* _AIM OF THE EXERCISE_:
Return each line of the data below verbatim; pictures are to be left out.

* _DATA ENTRIES_:
· · ·

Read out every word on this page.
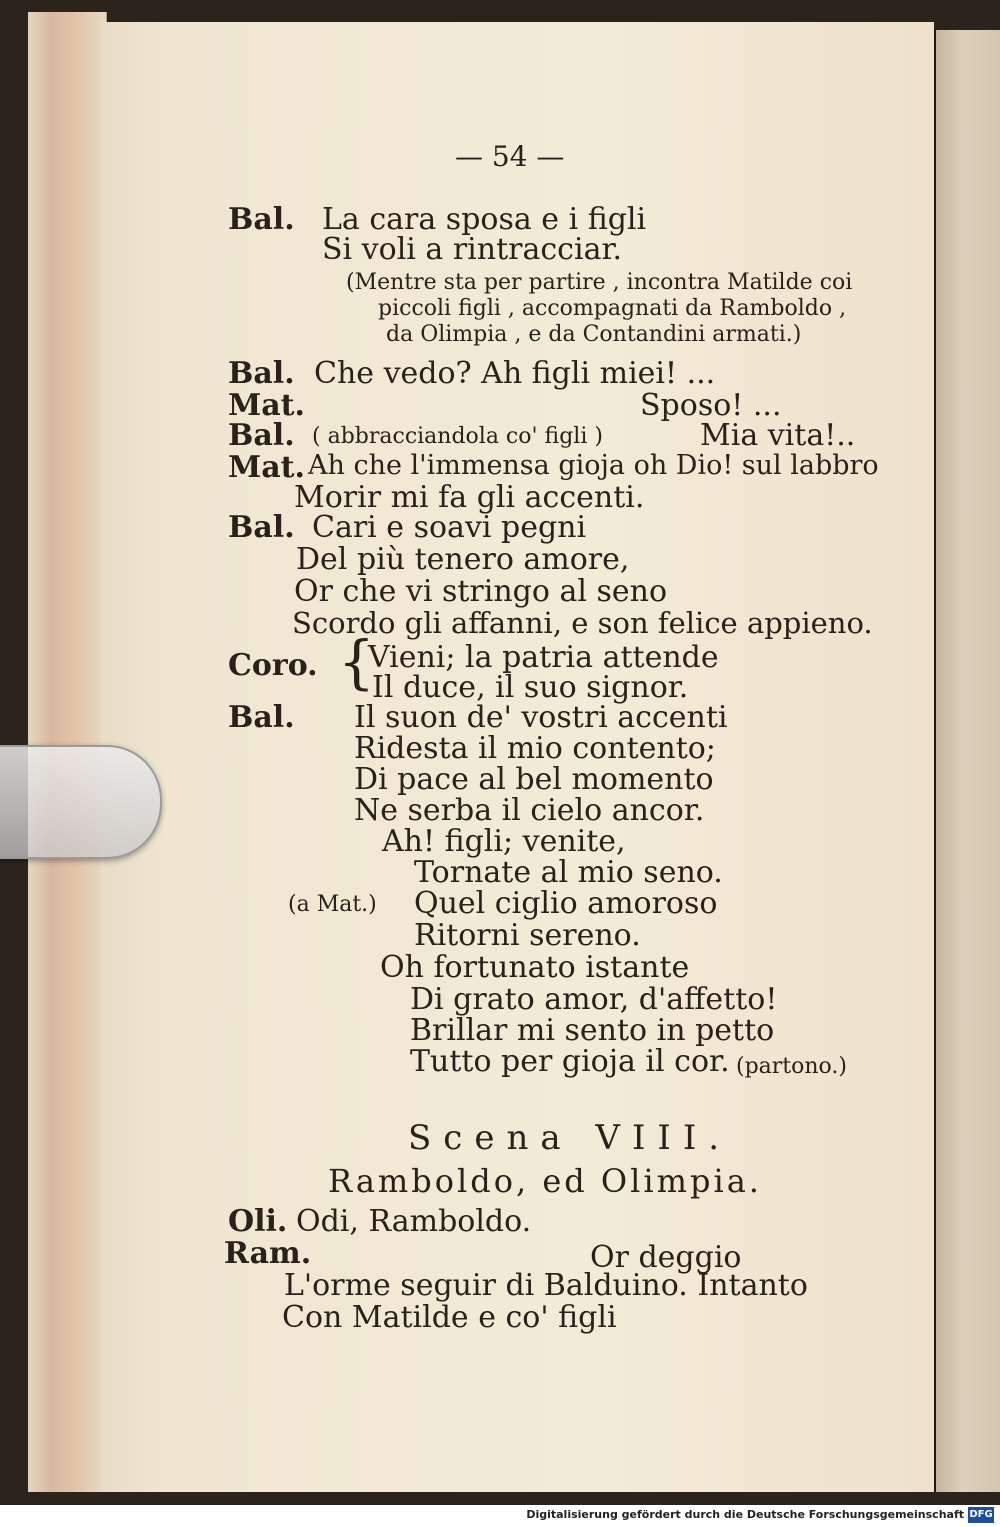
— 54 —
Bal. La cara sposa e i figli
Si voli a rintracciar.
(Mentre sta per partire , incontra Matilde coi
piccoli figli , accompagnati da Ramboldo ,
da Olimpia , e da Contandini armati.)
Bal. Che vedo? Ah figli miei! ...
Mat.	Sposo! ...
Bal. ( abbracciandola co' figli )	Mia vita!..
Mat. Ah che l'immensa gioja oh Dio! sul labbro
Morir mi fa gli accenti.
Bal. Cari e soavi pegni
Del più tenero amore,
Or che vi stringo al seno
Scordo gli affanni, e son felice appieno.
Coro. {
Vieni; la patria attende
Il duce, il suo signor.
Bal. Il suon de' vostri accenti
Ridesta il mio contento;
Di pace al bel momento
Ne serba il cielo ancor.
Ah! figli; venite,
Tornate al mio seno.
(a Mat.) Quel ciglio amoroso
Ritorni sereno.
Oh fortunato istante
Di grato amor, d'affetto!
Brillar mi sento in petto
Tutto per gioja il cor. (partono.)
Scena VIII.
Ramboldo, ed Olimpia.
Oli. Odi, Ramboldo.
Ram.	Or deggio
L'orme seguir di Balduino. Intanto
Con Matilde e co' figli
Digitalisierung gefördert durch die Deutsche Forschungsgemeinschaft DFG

· · ·

* _RESULT_:
Read out every word on this page.
— 54 —
Bal. La cara sposa e i figli
Si voli a rintracciar.
(Mentre sta per partire , incontra Matilde coi
piccoli figli , accompagnati da Ramboldo ,
da Olimpia , e da Contandini armati.)
Bal. Che vedo? Ah figli miei! ...
Mat.	Sposo! ...
Bal. ( abbracciandola co' figli )	Mia vita!..
Mat. Ah che l'immensa gioja oh Dio! sul labbro
Morir mi fa gli accenti.
Bal. Cari e soavi pegni
Del più tenero amore,
Or che vi stringo al seno
Scordo gli affanni, e son felice appieno.
Coro. {
Vieni; la patria attende
Il duce, il suo signor.
Bal. Il suon de' vostri accenti
Ridesta il mio contento;
Di pace al bel momento
Ne serba il cielo ancor.
Ah! figli; venite,
Tornate al mio seno.
(a Mat.) Quel ciglio amoroso
Ritorni sereno.
Oh fortunato istante
Di grato amor, d'affetto!
Brillar mi sento in petto
Tutto per gioja il cor. (partono.)
Scena VIII.
Ramboldo, ed Olimpia.
Oli. Odi, Ramboldo.
Ram.	Or deggio
L'orme seguir di Balduino. Intanto
Con Matilde e co' figli
Digitalisierung gefördert durch die Deutsche Forschungsgemeinschaft DFG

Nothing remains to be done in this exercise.